• _What is being asked_
Gather every line from the entries below that includes "信息技术对畜牧".

• _Data for processing_
_ _ _
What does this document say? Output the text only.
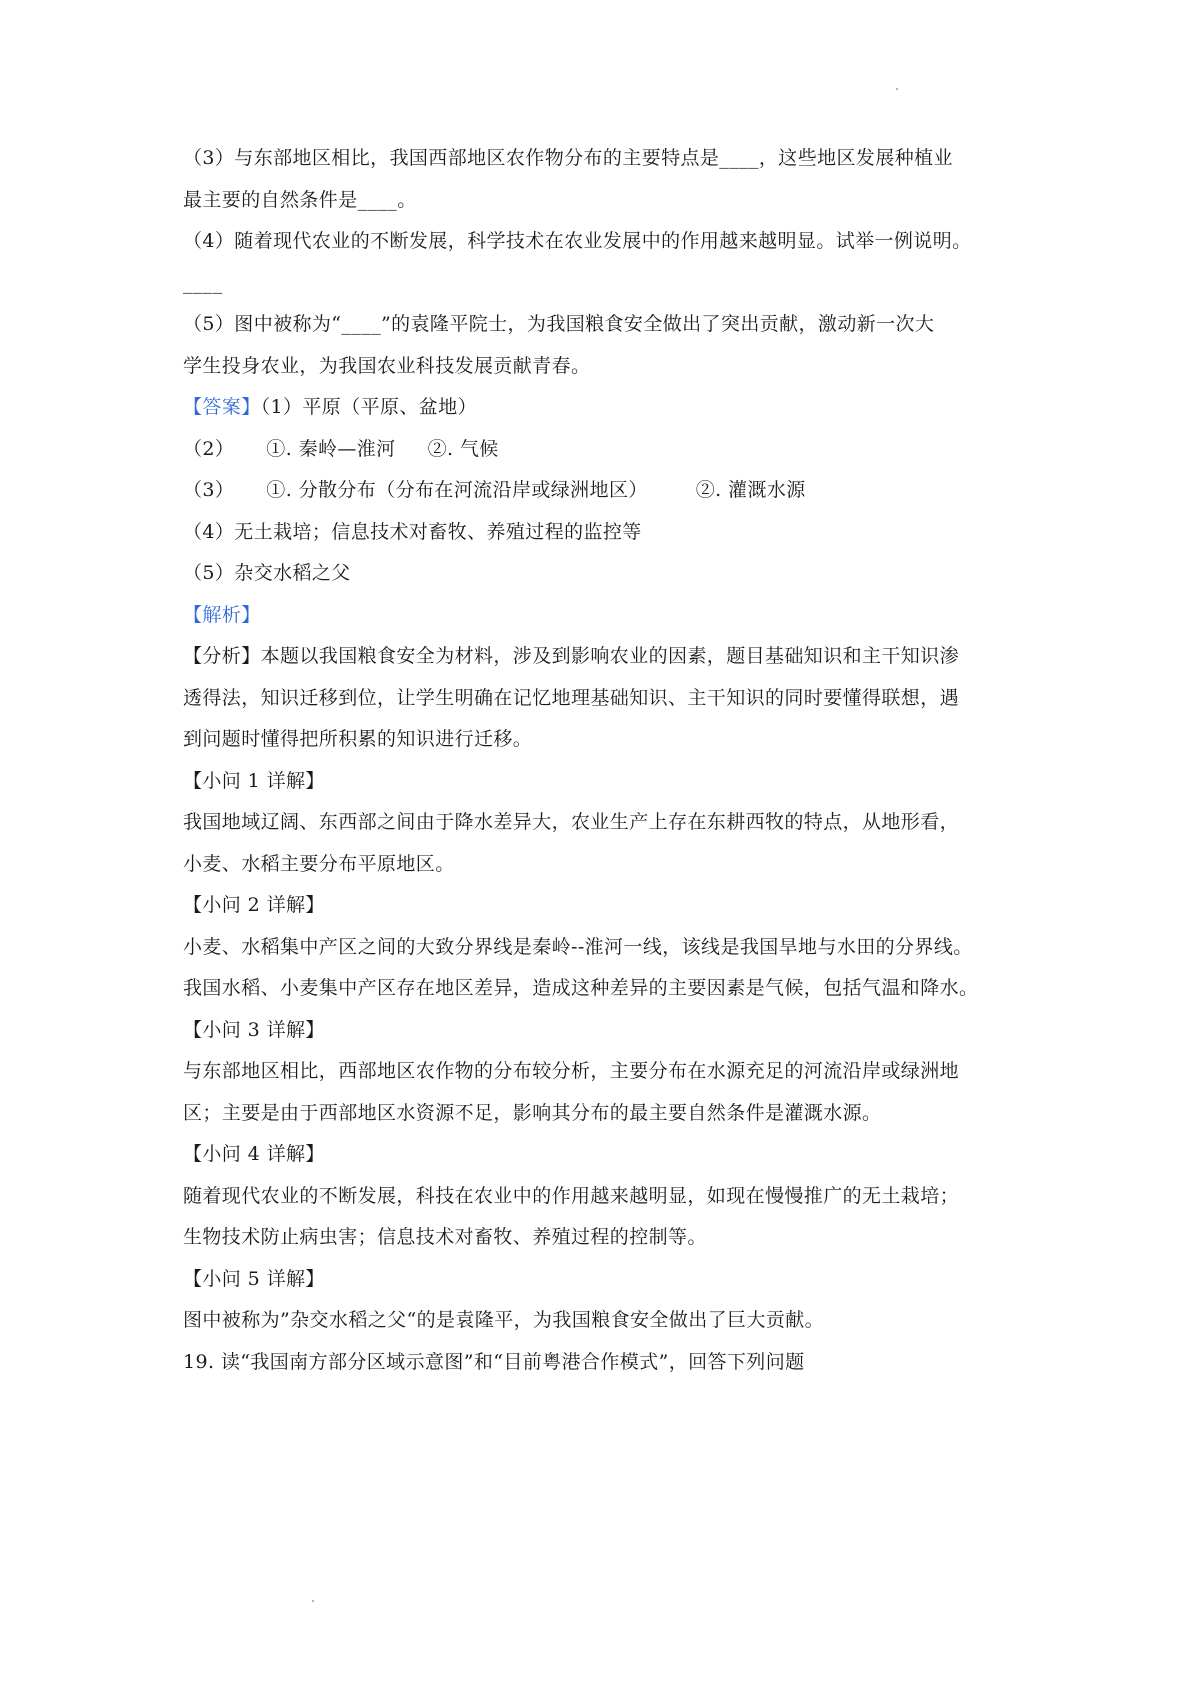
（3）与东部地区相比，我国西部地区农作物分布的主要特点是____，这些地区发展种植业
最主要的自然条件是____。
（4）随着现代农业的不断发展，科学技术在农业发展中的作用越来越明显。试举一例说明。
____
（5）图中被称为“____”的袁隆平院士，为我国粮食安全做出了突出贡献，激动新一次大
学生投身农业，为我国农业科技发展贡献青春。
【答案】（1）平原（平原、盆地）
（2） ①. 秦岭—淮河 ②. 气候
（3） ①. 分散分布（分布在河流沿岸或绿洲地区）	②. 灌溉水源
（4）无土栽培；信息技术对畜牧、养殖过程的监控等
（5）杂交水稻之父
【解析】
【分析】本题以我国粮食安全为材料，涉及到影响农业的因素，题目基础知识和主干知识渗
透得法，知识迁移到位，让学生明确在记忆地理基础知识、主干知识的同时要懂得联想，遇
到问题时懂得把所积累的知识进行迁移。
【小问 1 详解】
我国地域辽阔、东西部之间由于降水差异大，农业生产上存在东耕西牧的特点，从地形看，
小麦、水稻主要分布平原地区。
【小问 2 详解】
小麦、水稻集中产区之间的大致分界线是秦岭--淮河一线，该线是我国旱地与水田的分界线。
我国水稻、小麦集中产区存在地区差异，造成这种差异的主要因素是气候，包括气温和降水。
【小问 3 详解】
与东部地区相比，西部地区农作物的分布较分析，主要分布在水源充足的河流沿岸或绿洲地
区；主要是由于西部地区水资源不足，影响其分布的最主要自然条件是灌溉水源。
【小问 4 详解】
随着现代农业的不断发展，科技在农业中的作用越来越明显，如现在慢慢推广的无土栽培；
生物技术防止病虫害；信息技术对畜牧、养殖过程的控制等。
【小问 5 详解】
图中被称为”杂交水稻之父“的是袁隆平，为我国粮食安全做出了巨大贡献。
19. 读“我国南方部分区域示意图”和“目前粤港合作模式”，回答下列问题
_ _ _
• _Exercise result_
（4）无土栽培；信息技术对畜牧、养殖过程的监控等
生物技术防止病虫害；信息技术对畜牧、养殖过程的控制等。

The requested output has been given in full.